**DIRECTIONS FOR THIS TASK**
All entries must be repeated exactly; do not include the pictures.
# # # # #
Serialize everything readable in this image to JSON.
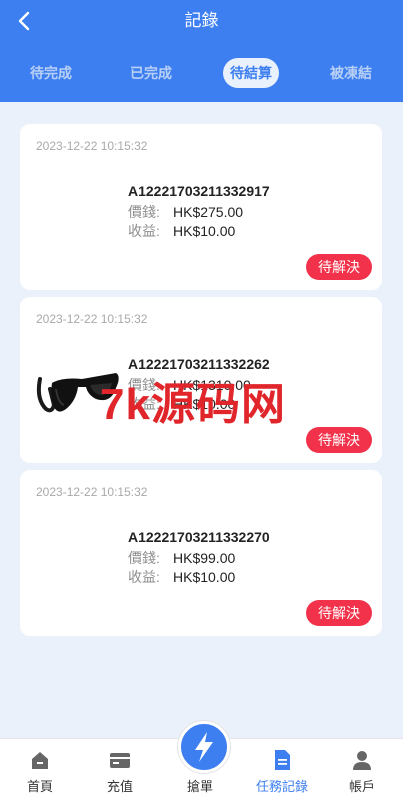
{
  "header": {
    "title": "記錄"
  },
  "tabs": [
    {
      "label": "待完成"
    },
    {
      "label": "已完成"
    },
    {
      "label": "待結算"
    },
    {
      "label": "被凍結"
    }
  ],
  "orders": [
    {
      "time": "2023-12-22 10:15:32",
      "order_no": "A12221703211332917",
      "price_label": "價錢:",
      "price": "HK$275.00",
      "profit_label": "收益:",
      "profit": "HK$10.00",
      "status": "待解決"
    },
    {
      "time": "2023-12-22 10:15:32",
      "order_no": "A12221703211332262",
      "price_label": "價錢:",
      "price": "HK$1310.00",
      "profit_label": "收益:",
      "profit": "HK$10.00",
      "status": "待解決"
    },
    {
      "time": "2023-12-22 10:15:32",
      "order_no": "A12221703211332270",
      "price_label": "價錢:",
      "price": "HK$99.00",
      "profit_label": "收益:",
      "profit": "HK$10.00",
      "status": "待解決"
    }
  ],
  "watermark": "7k源码网",
  "nav": [
    {
      "label": "首頁",
      "icon": "home-icon"
    },
    {
      "label": "充值",
      "icon": "card-icon"
    },
    {
      "label": "搶單",
      "icon": "lightning-icon"
    },
    {
      "label": "任務記錄",
      "icon": "document-icon"
    },
    {
      "label": "帳戶",
      "icon": "user-icon"
    }
  ],
  "colors": {
    "primary": "#3d7ff0",
    "status_button": "#f2324a",
    "background": "#eaf1fb"
  }
}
# # # # #
**WRITTEN SOLUTION**
Serialize everything readable in this image to JSON.
{
  "header": {
    "title": "記錄"
  },
  "tabs": [
    {
      "label": "待完成"
    },
    {
      "label": "已完成"
    },
    {
      "label": "待結算"
    },
    {
      "label": "被凍結"
    }
  ],
  "orders": [
    {
      "time": "2023-12-22 10:15:32",
      "order_no": "A12221703211332917",
      "price_label": "價錢:",
      "price": "HK$275.00",
      "profit_label": "收益:",
      "profit": "HK$10.00",
      "status": "待解決"
    },
    {
      "time": "2023-12-22 10:15:32",
      "order_no": "A12221703211332262",
      "price_label": "價錢:",
      "price": "HK$1310.00",
      "profit_label": "收益:",
      "profit": "HK$10.00",
      "status": "待解決"
    },
    {
      "time": "2023-12-22 10:15:32",
      "order_no": "A12221703211332270",
      "price_label": "價錢:",
      "price": "HK$99.00",
      "profit_label": "收益:",
      "profit": "HK$10.00",
      "status": "待解決"
    }
  ],
  "watermark": "7k源码网",
  "nav": [
    {
      "label": "首頁",
      "icon": "home-icon"
    },
    {
      "label": "充值",
      "icon": "card-icon"
    },
    {
      "label": "搶單",
      "icon": "lightning-icon"
    },
    {
      "label": "任務記錄",
      "icon": "document-icon"
    },
    {
      "label": "帳戶",
      "icon": "user-icon"
    }
  ],
  "colors": {
    "primary": "#3d7ff0",
    "status_button": "#f2324a",
    "background": "#eaf1fb"
  }
}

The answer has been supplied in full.